**** Input rows ****
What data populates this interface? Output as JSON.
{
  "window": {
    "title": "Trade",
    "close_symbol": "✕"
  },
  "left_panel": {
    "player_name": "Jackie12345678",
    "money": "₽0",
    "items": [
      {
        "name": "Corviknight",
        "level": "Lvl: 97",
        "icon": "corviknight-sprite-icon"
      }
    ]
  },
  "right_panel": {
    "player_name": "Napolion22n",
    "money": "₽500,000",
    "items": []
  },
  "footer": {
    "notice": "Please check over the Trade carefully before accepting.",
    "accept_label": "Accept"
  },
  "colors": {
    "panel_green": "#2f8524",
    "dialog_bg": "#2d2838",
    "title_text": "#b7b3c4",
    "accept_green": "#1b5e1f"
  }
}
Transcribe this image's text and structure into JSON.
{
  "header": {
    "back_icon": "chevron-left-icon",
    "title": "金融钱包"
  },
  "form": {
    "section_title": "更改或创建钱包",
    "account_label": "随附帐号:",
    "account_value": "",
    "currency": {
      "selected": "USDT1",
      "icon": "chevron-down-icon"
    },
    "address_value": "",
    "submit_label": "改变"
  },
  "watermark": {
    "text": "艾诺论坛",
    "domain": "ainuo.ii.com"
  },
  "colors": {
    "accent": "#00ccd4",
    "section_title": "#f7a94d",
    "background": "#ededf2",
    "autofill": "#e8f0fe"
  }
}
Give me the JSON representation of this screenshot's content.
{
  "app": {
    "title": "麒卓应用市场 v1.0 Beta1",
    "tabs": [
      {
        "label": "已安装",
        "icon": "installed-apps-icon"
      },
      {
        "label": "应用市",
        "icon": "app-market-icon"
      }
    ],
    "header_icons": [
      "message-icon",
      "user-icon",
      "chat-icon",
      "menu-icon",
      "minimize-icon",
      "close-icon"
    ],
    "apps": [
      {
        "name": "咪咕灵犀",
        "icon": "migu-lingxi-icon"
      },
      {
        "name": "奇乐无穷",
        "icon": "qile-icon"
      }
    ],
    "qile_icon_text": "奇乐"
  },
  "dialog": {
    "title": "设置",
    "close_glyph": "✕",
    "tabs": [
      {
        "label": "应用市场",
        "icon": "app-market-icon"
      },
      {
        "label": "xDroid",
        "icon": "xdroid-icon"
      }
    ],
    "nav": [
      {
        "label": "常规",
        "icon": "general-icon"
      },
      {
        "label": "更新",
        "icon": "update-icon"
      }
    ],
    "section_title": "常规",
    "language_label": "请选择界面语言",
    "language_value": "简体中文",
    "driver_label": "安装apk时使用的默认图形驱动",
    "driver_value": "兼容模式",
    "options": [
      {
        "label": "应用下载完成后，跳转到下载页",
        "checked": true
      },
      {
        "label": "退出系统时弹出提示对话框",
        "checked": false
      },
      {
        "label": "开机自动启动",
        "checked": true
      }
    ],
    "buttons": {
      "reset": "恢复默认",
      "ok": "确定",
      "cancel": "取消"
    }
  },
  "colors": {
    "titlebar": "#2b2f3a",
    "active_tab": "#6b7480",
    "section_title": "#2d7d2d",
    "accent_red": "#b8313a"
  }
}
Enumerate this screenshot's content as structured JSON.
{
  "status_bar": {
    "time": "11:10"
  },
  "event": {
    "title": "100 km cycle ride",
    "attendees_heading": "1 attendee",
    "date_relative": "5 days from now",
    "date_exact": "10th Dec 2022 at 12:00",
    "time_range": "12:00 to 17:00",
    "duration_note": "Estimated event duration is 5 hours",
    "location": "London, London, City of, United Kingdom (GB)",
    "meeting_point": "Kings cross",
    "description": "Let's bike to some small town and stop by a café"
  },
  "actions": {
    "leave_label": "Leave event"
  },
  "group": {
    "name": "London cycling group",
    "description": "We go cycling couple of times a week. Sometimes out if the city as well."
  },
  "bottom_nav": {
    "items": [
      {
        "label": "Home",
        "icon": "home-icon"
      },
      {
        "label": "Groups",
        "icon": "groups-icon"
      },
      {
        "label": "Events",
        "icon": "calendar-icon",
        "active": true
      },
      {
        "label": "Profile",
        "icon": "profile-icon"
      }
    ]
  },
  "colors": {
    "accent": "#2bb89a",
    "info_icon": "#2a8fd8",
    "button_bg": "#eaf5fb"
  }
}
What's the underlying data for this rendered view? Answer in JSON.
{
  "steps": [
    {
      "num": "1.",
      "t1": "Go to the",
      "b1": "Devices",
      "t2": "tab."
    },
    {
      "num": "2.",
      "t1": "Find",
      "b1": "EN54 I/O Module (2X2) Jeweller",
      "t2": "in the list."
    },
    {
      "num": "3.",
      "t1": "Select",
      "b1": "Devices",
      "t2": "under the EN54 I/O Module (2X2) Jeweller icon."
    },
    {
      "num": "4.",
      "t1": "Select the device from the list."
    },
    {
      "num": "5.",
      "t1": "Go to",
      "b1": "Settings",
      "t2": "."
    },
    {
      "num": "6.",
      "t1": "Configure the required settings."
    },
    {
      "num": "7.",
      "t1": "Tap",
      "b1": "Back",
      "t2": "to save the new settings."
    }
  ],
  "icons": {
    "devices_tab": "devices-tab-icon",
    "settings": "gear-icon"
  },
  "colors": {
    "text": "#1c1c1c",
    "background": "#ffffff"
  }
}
****
→ **Task objective**
Give the number of lines that hold the word "What" in these records, with nothing added.

→ **Finished task**
2